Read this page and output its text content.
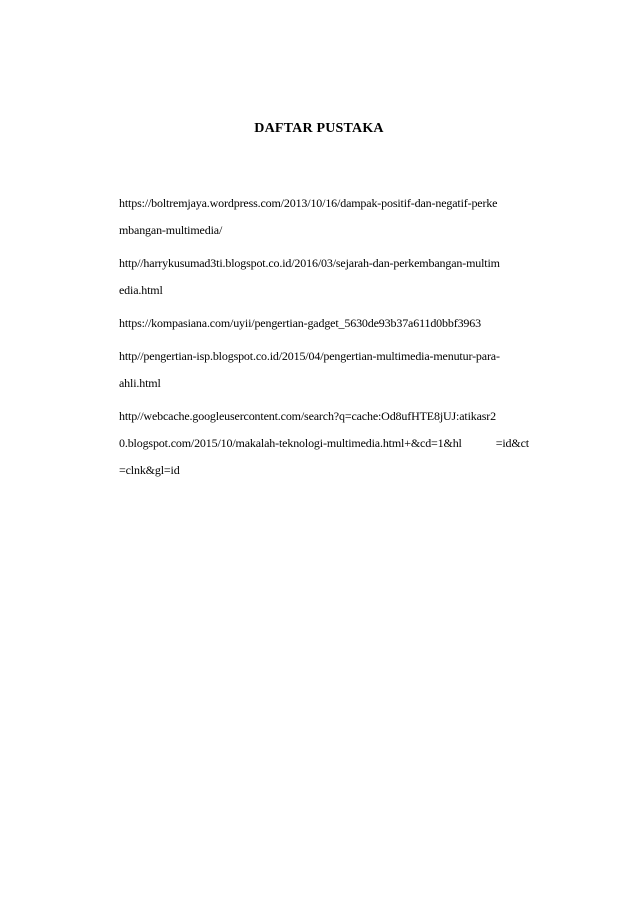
DAFTAR PUSTAKA
https://boltremjaya.wordpress.com/2013/10/16/dampak-positif-dan-negatif-perke
mbangan-multimedia/
http//harrykusumad3ti.blogspot.co.id/2016/03/sejarah-dan-perkembangan-multim
edia.html
https://kompasiana.com/uyii/pengertian-gadget_5630de93b37a611d0bbf3963
http//pengertian-isp.blogspot.co.id/2015/04/pengertian-multimedia-menutur-para-
ahli.html
http//webcache.googleusercontent.com/search?q=cache:Od8ufHTE8jUJ:atikasr2
0.blogspot.com/2015/10/makalah-teknologi-multimedia.html+&cd=1&hl	=id&ct
=clnk&gl=id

• Task statement: Every record above should be written out again exactly; the pictures stay out of the copy.

• Answer to the exercise:
Read this page and output its text content.
DAFTAR PUSTAKA
https://boltremjaya.wordpress.com/2013/10/16/dampak-positif-dan-negatif-perke
mbangan-multimedia/
http//harrykusumad3ti.blogspot.co.id/2016/03/sejarah-dan-perkembangan-multim
edia.html
https://kompasiana.com/uyii/pengertian-gadget_5630de93b37a611d0bbf3963
http//pengertian-isp.blogspot.co.id/2015/04/pengertian-multimedia-menutur-para-
ahli.html
http//webcache.googleusercontent.com/search?q=cache:Od8ufHTE8jUJ:atikasr2
0.blogspot.com/2015/10/makalah-teknologi-multimedia.html+&cd=1&hl	=id&ct
=clnk&gl=id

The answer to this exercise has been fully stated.